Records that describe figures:
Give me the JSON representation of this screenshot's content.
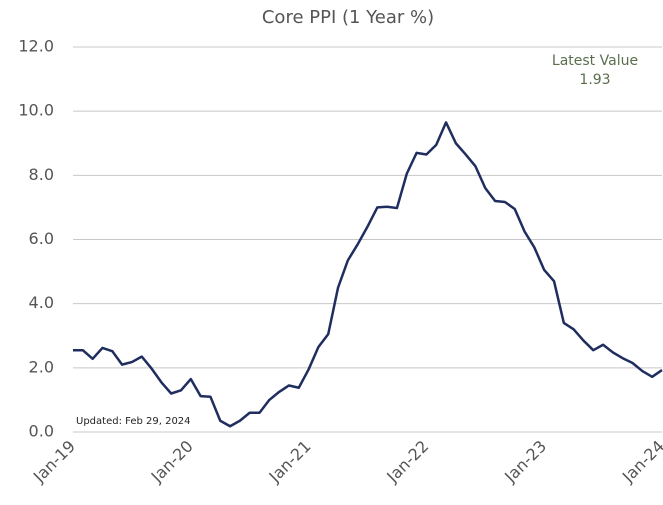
{
  "chart_data": {
    "type": "line",
    "title": "Core PPI (1 Year %)",
    "annotations": {
      "latest_label": "Latest Value",
      "latest_value": 1.93,
      "updated": "Updated: Feb 29, 2024"
    },
    "categories": [
      "Jan-19",
      null,
      null,
      null,
      null,
      null,
      null,
      null,
      null,
      null,
      null,
      null,
      "Jan-20",
      null,
      null,
      null,
      null,
      null,
      null,
      null,
      null,
      null,
      null,
      null,
      "Jan-21",
      null,
      null,
      null,
      null,
      null,
      null,
      null,
      null,
      null,
      null,
      null,
      "Jan-22",
      null,
      null,
      null,
      null,
      null,
      null,
      null,
      null,
      null,
      null,
      null,
      "Jan-23",
      null,
      null,
      null,
      null,
      null,
      null,
      null,
      null,
      null,
      null,
      null,
      "Jan-24"
    ],
    "values": [
      2.55,
      2.55,
      2.28,
      2.62,
      2.52,
      2.1,
      2.18,
      2.35,
      1.98,
      1.55,
      1.2,
      1.3,
      1.65,
      1.12,
      1.1,
      0.35,
      0.18,
      0.35,
      0.6,
      0.6,
      1.0,
      1.25,
      1.45,
      1.38,
      1.95,
      2.65,
      3.05,
      4.5,
      5.35,
      5.85,
      6.4,
      7.0,
      7.02,
      6.98,
      8.05,
      8.7,
      8.65,
      8.95,
      9.65,
      9.0,
      8.65,
      8.28,
      7.6,
      7.2,
      7.17,
      6.95,
      6.25,
      5.75,
      5.05,
      4.7,
      3.4,
      3.2,
      2.85,
      2.55,
      2.72,
      2.48,
      2.3,
      2.15,
      1.9,
      1.72,
      1.93
    ],
    "color": "#1f2d5f",
    "ylim": [
      0,
      12
    ],
    "yticks": [
      {
        "value": 0,
        "label": "0.0"
      },
      {
        "value": 2,
        "label": "2.0"
      },
      {
        "value": 4,
        "label": "4.0"
      },
      {
        "value": 6,
        "label": "6.0"
      },
      {
        "value": 8,
        "label": "8.0"
      },
      {
        "value": 10,
        "label": "10.0"
      },
      {
        "value": 12,
        "label": "12.0"
      }
    ],
    "grid": true
  }
}
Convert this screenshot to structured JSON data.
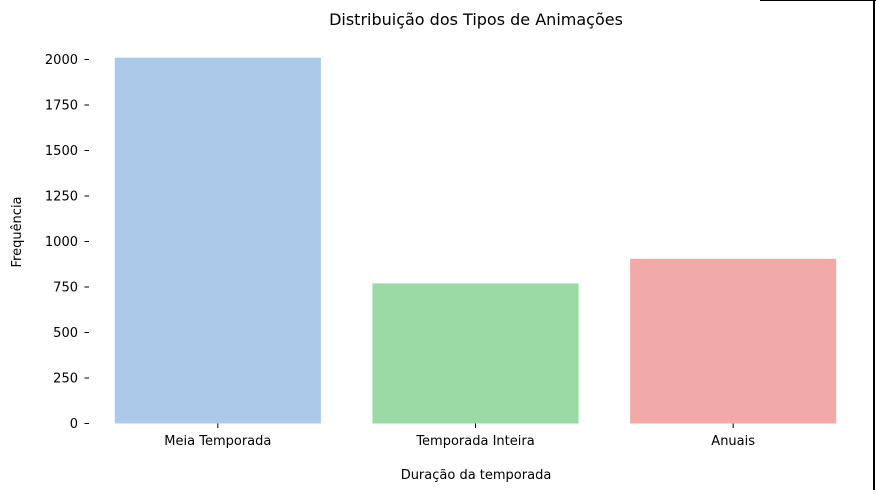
{
  "chart_data": {
    "type": "bar",
    "title": "Distribuição dos Tipos de Animações",
    "xlabel": "Duração da temporada",
    "ylabel": "Frequência",
    "categories": [
      "Meia Temporada",
      "Temporada Inteira",
      "Anuais"
    ],
    "values": [
      2010,
      770,
      905
    ],
    "colors": [
      "#abc9e9",
      "#9adaa5",
      "#f1aaa8"
    ],
    "ylim": [
      0,
      2000
    ],
    "yticks": [
      0,
      250,
      500,
      750,
      1000,
      1250,
      1500,
      1750,
      2000
    ],
    "grid": false,
    "legend": false
  }
}
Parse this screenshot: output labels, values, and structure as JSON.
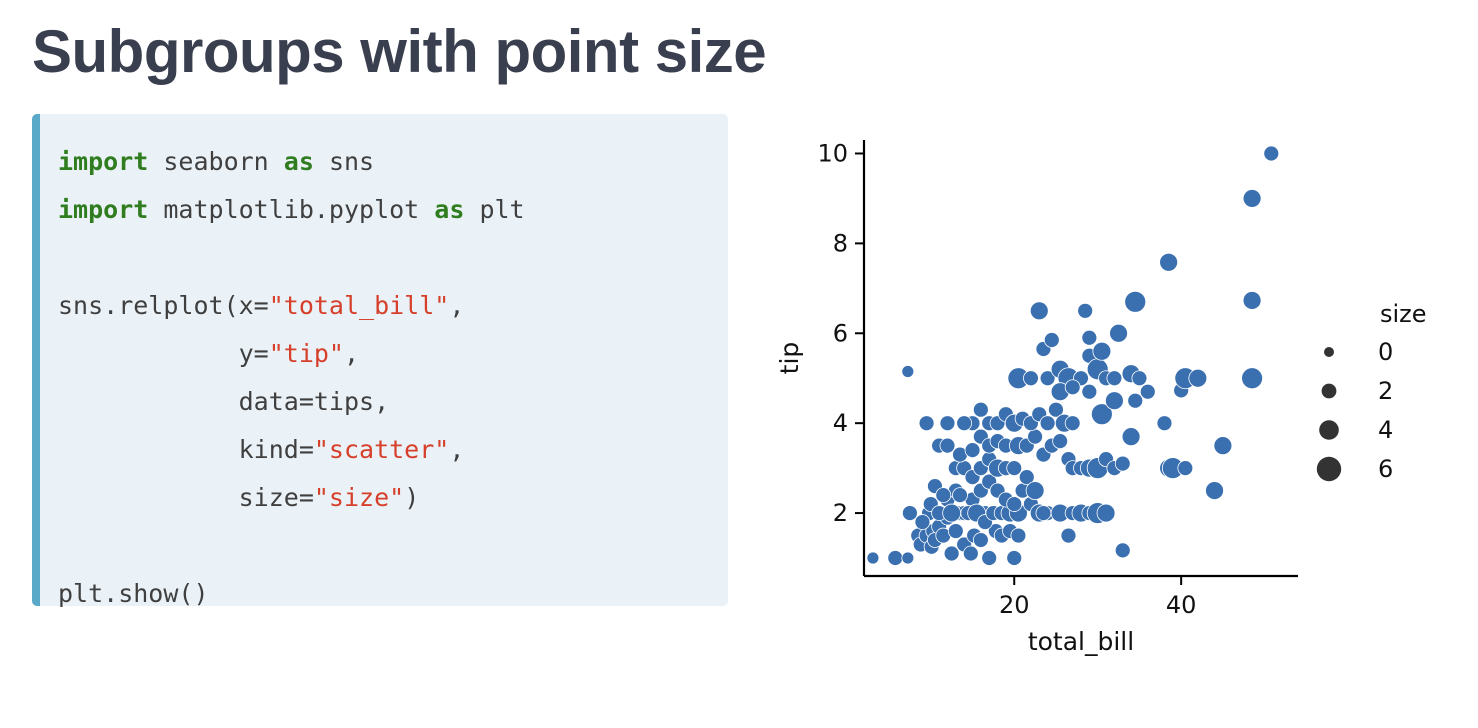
{
  "title": "Subgroups with point size",
  "code": {
    "lines": [
      [
        {
          "t": "import",
          "c": "kw"
        },
        {
          "t": " seaborn "
        },
        {
          "t": "as",
          "c": "kw"
        },
        {
          "t": " sns"
        }
      ],
      [
        {
          "t": "import",
          "c": "kw"
        },
        {
          "t": " matplotlib.pyplot "
        },
        {
          "t": "as",
          "c": "kw"
        },
        {
          "t": " plt"
        }
      ],
      [],
      [
        {
          "t": "sns.relplot(x="
        },
        {
          "t": "\"total_bill\"",
          "c": "str"
        },
        {
          "t": ","
        }
      ],
      [
        {
          "t": "            y="
        },
        {
          "t": "\"tip\"",
          "c": "str"
        },
        {
          "t": ","
        }
      ],
      [
        {
          "t": "            data=tips,"
        }
      ],
      [
        {
          "t": "            kind="
        },
        {
          "t": "\"scatter\"",
          "c": "str"
        },
        {
          "t": ","
        }
      ],
      [
        {
          "t": "            size="
        },
        {
          "t": "\"size\"",
          "c": "str"
        },
        {
          "t": ")"
        }
      ],
      [],
      [
        {
          "t": "plt.show()"
        }
      ]
    ]
  },
  "chart_data": {
    "type": "scatter",
    "xlabel": "total_bill",
    "ylabel": "tip",
    "xlim": [
      2,
      54
    ],
    "ylim": [
      0.6,
      10.3
    ],
    "xticks": [
      20,
      40
    ],
    "yticks": [
      2,
      4,
      6,
      8,
      10
    ],
    "grid": false,
    "legend": {
      "title": "size",
      "placement": "right",
      "entries": [
        "0",
        "2",
        "4",
        "6"
      ],
      "entry_sizes": [
        0,
        2,
        4,
        6
      ]
    },
    "color": "#3a6fb0",
    "points": [
      [
        3.07,
        1.0,
        1
      ],
      [
        5.75,
        1.0,
        2
      ],
      [
        7.25,
        1.0,
        1
      ],
      [
        7.25,
        5.15,
        1
      ],
      [
        7.5,
        2.0,
        2
      ],
      [
        8.5,
        1.5,
        2
      ],
      [
        8.8,
        1.3,
        2
      ],
      [
        9.5,
        1.5,
        2
      ],
      [
        9.8,
        2.0,
        2
      ],
      [
        10.1,
        1.25,
        2
      ],
      [
        10.3,
        1.6,
        2
      ],
      [
        10.5,
        1.4,
        2
      ],
      [
        11,
        1.7,
        2
      ],
      [
        11.5,
        1.5,
        2
      ],
      [
        12,
        1.9,
        2
      ],
      [
        12.5,
        1.1,
        2
      ],
      [
        13,
        1.6,
        2
      ],
      [
        13.5,
        2.0,
        2
      ],
      [
        14,
        1.3,
        2
      ],
      [
        14.8,
        1.1,
        2
      ],
      [
        15.2,
        1.5,
        2
      ],
      [
        16,
        1.4,
        2
      ],
      [
        17,
        1.0,
        2
      ],
      [
        17.8,
        1.6,
        2
      ],
      [
        18.5,
        1.5,
        2
      ],
      [
        16.5,
        2.0,
        2
      ],
      [
        19.5,
        1.6,
        2
      ],
      [
        9.0,
        1.8,
        2
      ],
      [
        10,
        2.2,
        2
      ],
      [
        11,
        2.0,
        2
      ],
      [
        12,
        2.3,
        2
      ],
      [
        13,
        2.5,
        2
      ],
      [
        14,
        2.0,
        2
      ],
      [
        15,
        2.3,
        2
      ],
      [
        16,
        2.5,
        2
      ],
      [
        10.5,
        2.6,
        2
      ],
      [
        11.5,
        2.4,
        2
      ],
      [
        12.5,
        2.0,
        3
      ],
      [
        13.5,
        2.4,
        2
      ],
      [
        14.5,
        2.0,
        2
      ],
      [
        15.5,
        2.0,
        3
      ],
      [
        16.5,
        1.8,
        2
      ],
      [
        17.5,
        2.0,
        2
      ],
      [
        18.5,
        2.0,
        2
      ],
      [
        19.5,
        2.0,
        3
      ],
      [
        20.5,
        2.0,
        3
      ],
      [
        21,
        2.5,
        2
      ],
      [
        22,
        2.2,
        2
      ],
      [
        23,
        2.0,
        3
      ],
      [
        24,
        2.0,
        2
      ],
      [
        17,
        2.7,
        2
      ],
      [
        18,
        2.5,
        2
      ],
      [
        19,
        2.3,
        2
      ],
      [
        20,
        2.2,
        2
      ],
      [
        21.5,
        2.8,
        2
      ],
      [
        22.5,
        2.5,
        3
      ],
      [
        23.5,
        2.0,
        2
      ],
      [
        13,
        3.0,
        2
      ],
      [
        14,
        3.0,
        2
      ],
      [
        15,
        2.8,
        2
      ],
      [
        16,
        3.0,
        2
      ],
      [
        17,
        3.2,
        2
      ],
      [
        18,
        3.0,
        3
      ],
      [
        19,
        3.0,
        2
      ],
      [
        20,
        3.0,
        2
      ],
      [
        11,
        3.5,
        2
      ],
      [
        12,
        3.5,
        2
      ],
      [
        13.5,
        3.3,
        2
      ],
      [
        15,
        3.4,
        2
      ],
      [
        16,
        3.7,
        2
      ],
      [
        17,
        3.5,
        2
      ],
      [
        18,
        3.6,
        2
      ],
      [
        19,
        3.5,
        2
      ],
      [
        20.5,
        3.5,
        3
      ],
      [
        21.5,
        3.5,
        2
      ],
      [
        22.5,
        3.7,
        2
      ],
      [
        23.5,
        3.3,
        2
      ],
      [
        24.5,
        3.5,
        2
      ],
      [
        25.5,
        3.6,
        2
      ],
      [
        26.5,
        3.2,
        2
      ],
      [
        15,
        4.0,
        2
      ],
      [
        16,
        4.3,
        2
      ],
      [
        17,
        4.0,
        2
      ],
      [
        18,
        4.0,
        2
      ],
      [
        19,
        4.2,
        2
      ],
      [
        20,
        4.0,
        3
      ],
      [
        21,
        4.1,
        2
      ],
      [
        22,
        4.0,
        2
      ],
      [
        23,
        4.2,
        2
      ],
      [
        24,
        4.0,
        2
      ],
      [
        25,
        4.3,
        2
      ],
      [
        26,
        4.0,
        3
      ],
      [
        27,
        4.0,
        2
      ],
      [
        9.5,
        4.0,
        2
      ],
      [
        12,
        4.0,
        2
      ],
      [
        14,
        4.0,
        2
      ],
      [
        20.5,
        5.0,
        4
      ],
      [
        22,
        5.0,
        2
      ],
      [
        24,
        5.0,
        2
      ],
      [
        25.5,
        5.2,
        3
      ],
      [
        26.5,
        5.0,
        4
      ],
      [
        28,
        5.0,
        2
      ],
      [
        29,
        5.5,
        2
      ],
      [
        30,
        5.2,
        4
      ],
      [
        31,
        5.0,
        2
      ],
      [
        32,
        5.0,
        2
      ],
      [
        34,
        5.1,
        3
      ],
      [
        35,
        5.0,
        2
      ],
      [
        36,
        4.7,
        2
      ],
      [
        25.5,
        4.7,
        3
      ],
      [
        27,
        4.8,
        2
      ],
      [
        29,
        4.7,
        2
      ],
      [
        23,
        6.5,
        3
      ],
      [
        23.5,
        5.65,
        2
      ],
      [
        24.5,
        5.85,
        2
      ],
      [
        28.5,
        6.5,
        2
      ],
      [
        29,
        5.9,
        2
      ],
      [
        30.5,
        5.6,
        3
      ],
      [
        32.5,
        6.0,
        3
      ],
      [
        34.5,
        6.7,
        4
      ],
      [
        38.5,
        7.58,
        3
      ],
      [
        48.5,
        9.0,
        3
      ],
      [
        48.5,
        6.73,
        3
      ],
      [
        50.8,
        10.0,
        2
      ],
      [
        40,
        4.73,
        2
      ],
      [
        40.5,
        5.0,
        4
      ],
      [
        42,
        5.0,
        3
      ],
      [
        48.5,
        5.0,
        4
      ],
      [
        34,
        3.7,
        3
      ],
      [
        38,
        4.0,
        2
      ],
      [
        38.5,
        3.0,
        3
      ],
      [
        39,
        3.0,
        4
      ],
      [
        40.5,
        3.0,
        2
      ],
      [
        45,
        3.5,
        3
      ],
      [
        44,
        2.5,
        3
      ],
      [
        27,
        3.0,
        2
      ],
      [
        28,
        3.0,
        2
      ],
      [
        29,
        3.0,
        3
      ],
      [
        30,
        3.0,
        4
      ],
      [
        31,
        3.2,
        2
      ],
      [
        32,
        3.0,
        2
      ],
      [
        33,
        3.1,
        2
      ],
      [
        25.5,
        2.0,
        3
      ],
      [
        27,
        2.0,
        2
      ],
      [
        28,
        2.0,
        3
      ],
      [
        29,
        2.0,
        2
      ],
      [
        30,
        2.0,
        4
      ],
      [
        31,
        2.0,
        3
      ],
      [
        26.5,
        1.5,
        2
      ],
      [
        33,
        1.17,
        2
      ],
      [
        20,
        1.0,
        2
      ],
      [
        20.5,
        1.5,
        2
      ],
      [
        30.5,
        4.2,
        4
      ],
      [
        32,
        4.5,
        3
      ],
      [
        34.5,
        4.5,
        2
      ]
    ]
  }
}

DESCRIPTION OF THE TASK: Each line that has the word "this" counts once. How many such lines are in the data? Give the number alone.

RESPONSE: 3